Wherever a line holds the string "JSON", copy that line.

>> Start Dataset

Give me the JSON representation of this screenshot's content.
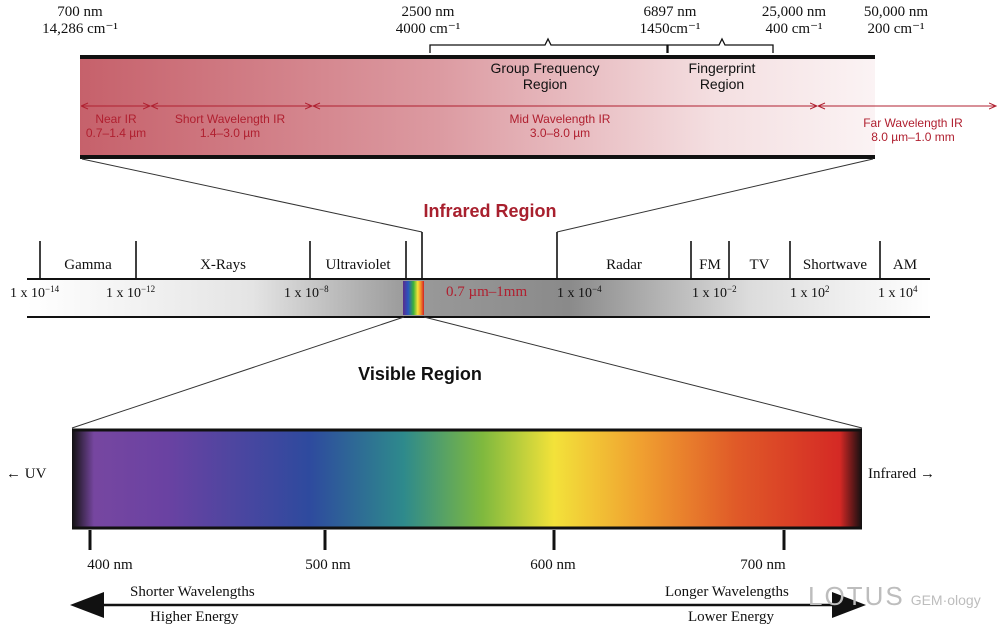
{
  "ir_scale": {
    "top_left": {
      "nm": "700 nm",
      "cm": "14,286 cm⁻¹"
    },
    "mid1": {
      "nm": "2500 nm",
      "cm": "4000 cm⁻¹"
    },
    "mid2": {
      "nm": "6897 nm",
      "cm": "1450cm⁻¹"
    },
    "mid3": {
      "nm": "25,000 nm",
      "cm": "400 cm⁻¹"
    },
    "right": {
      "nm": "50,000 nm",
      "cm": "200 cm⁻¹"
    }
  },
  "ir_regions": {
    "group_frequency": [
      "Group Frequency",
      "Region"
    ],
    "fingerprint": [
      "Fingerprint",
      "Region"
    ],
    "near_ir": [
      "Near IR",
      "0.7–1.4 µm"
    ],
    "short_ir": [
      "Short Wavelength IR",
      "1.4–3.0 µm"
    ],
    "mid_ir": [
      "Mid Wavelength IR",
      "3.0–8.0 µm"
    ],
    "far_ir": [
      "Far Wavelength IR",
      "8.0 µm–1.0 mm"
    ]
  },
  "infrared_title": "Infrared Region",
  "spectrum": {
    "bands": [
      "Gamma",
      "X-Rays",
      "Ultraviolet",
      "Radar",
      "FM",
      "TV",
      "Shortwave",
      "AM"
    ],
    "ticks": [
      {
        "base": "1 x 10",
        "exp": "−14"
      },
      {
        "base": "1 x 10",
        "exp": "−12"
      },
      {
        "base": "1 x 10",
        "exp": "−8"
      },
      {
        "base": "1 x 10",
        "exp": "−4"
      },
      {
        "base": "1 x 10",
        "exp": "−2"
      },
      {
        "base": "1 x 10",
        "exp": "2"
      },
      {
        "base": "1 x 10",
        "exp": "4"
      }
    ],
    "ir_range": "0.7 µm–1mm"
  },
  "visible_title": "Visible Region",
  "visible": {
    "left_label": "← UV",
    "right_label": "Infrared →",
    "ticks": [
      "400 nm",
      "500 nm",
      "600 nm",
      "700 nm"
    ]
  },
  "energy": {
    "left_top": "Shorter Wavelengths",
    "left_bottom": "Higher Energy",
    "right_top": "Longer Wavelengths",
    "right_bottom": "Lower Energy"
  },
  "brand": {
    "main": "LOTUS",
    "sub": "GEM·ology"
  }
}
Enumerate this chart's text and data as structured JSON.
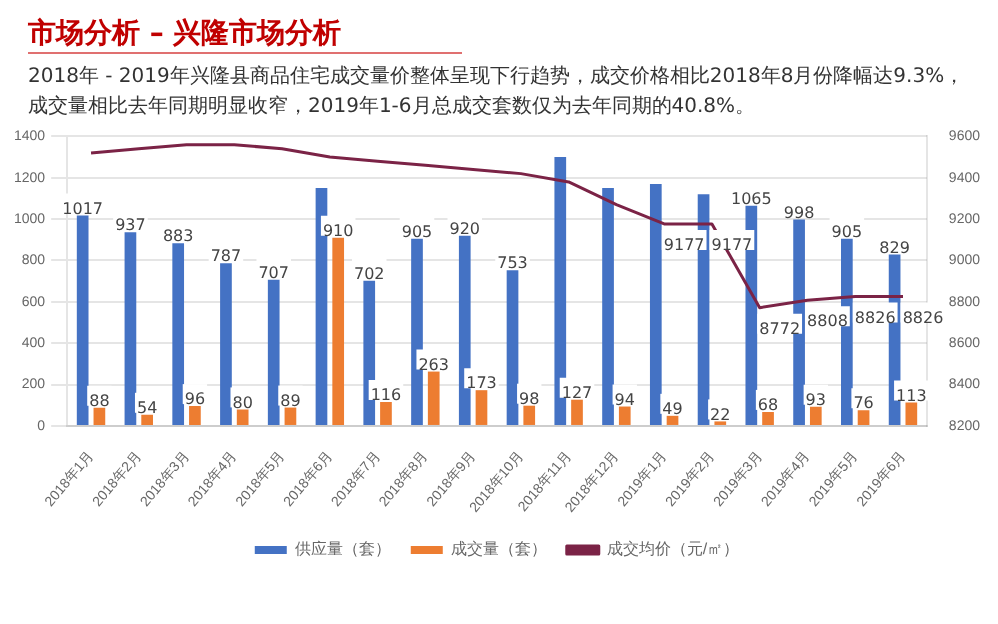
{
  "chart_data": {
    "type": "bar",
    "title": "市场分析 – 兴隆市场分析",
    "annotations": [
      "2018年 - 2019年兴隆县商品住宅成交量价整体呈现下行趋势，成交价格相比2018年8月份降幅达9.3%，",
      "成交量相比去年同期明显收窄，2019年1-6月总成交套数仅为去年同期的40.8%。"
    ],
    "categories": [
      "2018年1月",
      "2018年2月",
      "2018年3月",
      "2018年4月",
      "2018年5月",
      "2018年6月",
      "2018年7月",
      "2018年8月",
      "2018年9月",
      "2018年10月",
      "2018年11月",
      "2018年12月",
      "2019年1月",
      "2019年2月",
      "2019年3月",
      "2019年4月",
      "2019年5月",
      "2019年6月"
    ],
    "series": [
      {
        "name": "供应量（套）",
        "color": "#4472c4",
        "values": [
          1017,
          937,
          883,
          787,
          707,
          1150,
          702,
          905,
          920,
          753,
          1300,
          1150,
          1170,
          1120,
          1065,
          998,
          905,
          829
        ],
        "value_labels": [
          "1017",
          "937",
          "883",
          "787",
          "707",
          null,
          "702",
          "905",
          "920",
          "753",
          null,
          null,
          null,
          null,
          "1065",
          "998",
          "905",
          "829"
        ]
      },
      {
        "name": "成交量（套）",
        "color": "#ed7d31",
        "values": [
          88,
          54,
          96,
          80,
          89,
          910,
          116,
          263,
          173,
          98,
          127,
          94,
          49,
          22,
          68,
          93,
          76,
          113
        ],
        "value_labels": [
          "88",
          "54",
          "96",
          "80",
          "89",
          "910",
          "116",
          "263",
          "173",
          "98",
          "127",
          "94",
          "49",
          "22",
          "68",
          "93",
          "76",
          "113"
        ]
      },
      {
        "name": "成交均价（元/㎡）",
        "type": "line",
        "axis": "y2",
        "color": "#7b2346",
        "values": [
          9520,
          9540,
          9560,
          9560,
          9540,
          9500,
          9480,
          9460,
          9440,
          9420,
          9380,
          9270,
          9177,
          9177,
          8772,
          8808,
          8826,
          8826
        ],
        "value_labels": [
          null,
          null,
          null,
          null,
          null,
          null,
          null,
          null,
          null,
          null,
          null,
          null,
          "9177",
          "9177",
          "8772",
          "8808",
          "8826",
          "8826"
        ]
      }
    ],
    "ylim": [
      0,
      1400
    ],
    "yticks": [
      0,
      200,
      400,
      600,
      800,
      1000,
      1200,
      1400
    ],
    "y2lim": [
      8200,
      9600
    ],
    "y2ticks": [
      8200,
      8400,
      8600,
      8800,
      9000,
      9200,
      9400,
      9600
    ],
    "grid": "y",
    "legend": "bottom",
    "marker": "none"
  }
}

>> End Dataset

(Answer to this problem):
Give me the JSON representation of this screenshot's content.
Enumerate this chart's text and data as structured JSON.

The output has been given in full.